§ **PROMPT**
What follows is a listing; give it again exactly, in its entirety.

§ **PROVIDED RECORDS**
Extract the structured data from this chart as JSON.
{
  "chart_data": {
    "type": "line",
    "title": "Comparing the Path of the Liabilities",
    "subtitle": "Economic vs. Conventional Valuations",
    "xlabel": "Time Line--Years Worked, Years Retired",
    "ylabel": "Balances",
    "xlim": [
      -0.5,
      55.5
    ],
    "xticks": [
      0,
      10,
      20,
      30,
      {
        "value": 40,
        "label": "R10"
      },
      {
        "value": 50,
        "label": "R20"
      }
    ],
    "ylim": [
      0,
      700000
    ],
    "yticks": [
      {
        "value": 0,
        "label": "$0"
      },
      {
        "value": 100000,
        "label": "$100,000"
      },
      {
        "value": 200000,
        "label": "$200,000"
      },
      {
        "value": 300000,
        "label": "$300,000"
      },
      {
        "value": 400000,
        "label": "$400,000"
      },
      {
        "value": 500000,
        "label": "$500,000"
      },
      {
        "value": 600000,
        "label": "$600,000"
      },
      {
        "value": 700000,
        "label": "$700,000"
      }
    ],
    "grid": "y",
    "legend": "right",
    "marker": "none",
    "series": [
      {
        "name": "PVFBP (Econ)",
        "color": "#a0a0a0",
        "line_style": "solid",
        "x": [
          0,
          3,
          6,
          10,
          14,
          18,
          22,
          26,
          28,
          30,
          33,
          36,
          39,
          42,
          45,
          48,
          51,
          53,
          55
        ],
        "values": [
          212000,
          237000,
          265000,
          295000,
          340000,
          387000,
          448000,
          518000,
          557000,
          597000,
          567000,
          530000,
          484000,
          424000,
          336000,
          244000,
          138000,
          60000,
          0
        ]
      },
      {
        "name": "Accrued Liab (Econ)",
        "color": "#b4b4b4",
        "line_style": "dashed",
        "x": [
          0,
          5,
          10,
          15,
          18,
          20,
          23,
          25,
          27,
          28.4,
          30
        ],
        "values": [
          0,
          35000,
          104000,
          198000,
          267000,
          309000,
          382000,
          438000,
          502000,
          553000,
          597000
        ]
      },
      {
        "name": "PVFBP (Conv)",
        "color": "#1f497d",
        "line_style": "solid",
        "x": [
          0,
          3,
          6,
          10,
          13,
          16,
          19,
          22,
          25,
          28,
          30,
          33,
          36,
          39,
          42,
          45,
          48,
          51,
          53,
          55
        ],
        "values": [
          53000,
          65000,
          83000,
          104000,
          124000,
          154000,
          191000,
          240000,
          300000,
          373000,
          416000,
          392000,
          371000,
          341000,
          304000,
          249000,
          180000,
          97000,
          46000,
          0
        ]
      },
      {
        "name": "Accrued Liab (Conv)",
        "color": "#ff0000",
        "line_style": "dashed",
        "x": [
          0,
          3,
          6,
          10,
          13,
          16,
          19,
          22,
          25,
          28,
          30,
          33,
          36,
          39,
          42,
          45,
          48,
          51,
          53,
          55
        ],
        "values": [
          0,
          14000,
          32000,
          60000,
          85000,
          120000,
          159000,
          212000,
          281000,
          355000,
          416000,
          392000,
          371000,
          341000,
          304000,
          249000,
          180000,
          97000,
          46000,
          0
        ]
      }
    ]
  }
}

§ **SOLUTION**
Extract the structured data from this chart as JSON.
{
  "chart_data": {
    "type": "line",
    "title": "Comparing the Path of the Liabilities",
    "subtitle": "Economic vs. Conventional Valuations",
    "xlabel": "Time Line--Years Worked, Years Retired",
    "ylabel": "Balances",
    "xlim": [
      -0.5,
      55.5
    ],
    "xticks": [
      0,
      10,
      20,
      30,
      {
        "value": 40,
        "label": "R10"
      },
      {
        "value": 50,
        "label": "R20"
      }
    ],
    "ylim": [
      0,
      700000
    ],
    "yticks": [
      {
        "value": 0,
        "label": "$0"
      },
      {
        "value": 100000,
        "label": "$100,000"
      },
      {
        "value": 200000,
        "label": "$200,000"
      },
      {
        "value": 300000,
        "label": "$300,000"
      },
      {
        "value": 400000,
        "label": "$400,000"
      },
      {
        "value": 500000,
        "label": "$500,000"
      },
      {
        "value": 600000,
        "label": "$600,000"
      },
      {
        "value": 700000,
        "label": "$700,000"
      }
    ],
    "grid": "y",
    "legend": "right",
    "marker": "none",
    "series": [
      {
        "name": "PVFBP (Econ)",
        "color": "#a0a0a0",
        "line_style": "solid",
        "x": [
          0,
          3,
          6,
          10,
          14,
          18,
          22,
          26,
          28,
          30,
          33,
          36,
          39,
          42,
          45,
          48,
          51,
          53,
          55
        ],
        "values": [
          212000,
          237000,
          265000,
          295000,
          340000,
          387000,
          448000,
          518000,
          557000,
          597000,
          567000,
          530000,
          484000,
          424000,
          336000,
          244000,
          138000,
          60000,
          0
        ]
      },
      {
        "name": "Accrued Liab (Econ)",
        "color": "#b4b4b4",
        "line_style": "dashed",
        "x": [
          0,
          5,
          10,
          15,
          18,
          20,
          23,
          25,
          27,
          28.4,
          30
        ],
        "values": [
          0,
          35000,
          104000,
          198000,
          267000,
          309000,
          382000,
          438000,
          502000,
          553000,
          597000
        ]
      },
      {
        "name": "PVFBP (Conv)",
        "color": "#1f497d",
        "line_style": "solid",
        "x": [
          0,
          3,
          6,
          10,
          13,
          16,
          19,
          22,
          25,
          28,
          30,
          33,
          36,
          39,
          42,
          45,
          48,
          51,
          53,
          55
        ],
        "values": [
          53000,
          65000,
          83000,
          104000,
          124000,
          154000,
          191000,
          240000,
          300000,
          373000,
          416000,
          392000,
          371000,
          341000,
          304000,
          249000,
          180000,
          97000,
          46000,
          0
        ]
      },
      {
        "name": "Accrued Liab (Conv)",
        "color": "#ff0000",
        "line_style": "dashed",
        "x": [
          0,
          3,
          6,
          10,
          13,
          16,
          19,
          22,
          25,
          28,
          30,
          33,
          36,
          39,
          42,
          45,
          48,
          51,
          53,
          55
        ],
        "values": [
          0,
          14000,
          32000,
          60000,
          85000,
          120000,
          159000,
          212000,
          281000,
          355000,
          416000,
          392000,
          371000,
          341000,
          304000,
          249000,
          180000,
          97000,
          46000,
          0
        ]
      }
    ]
  }
}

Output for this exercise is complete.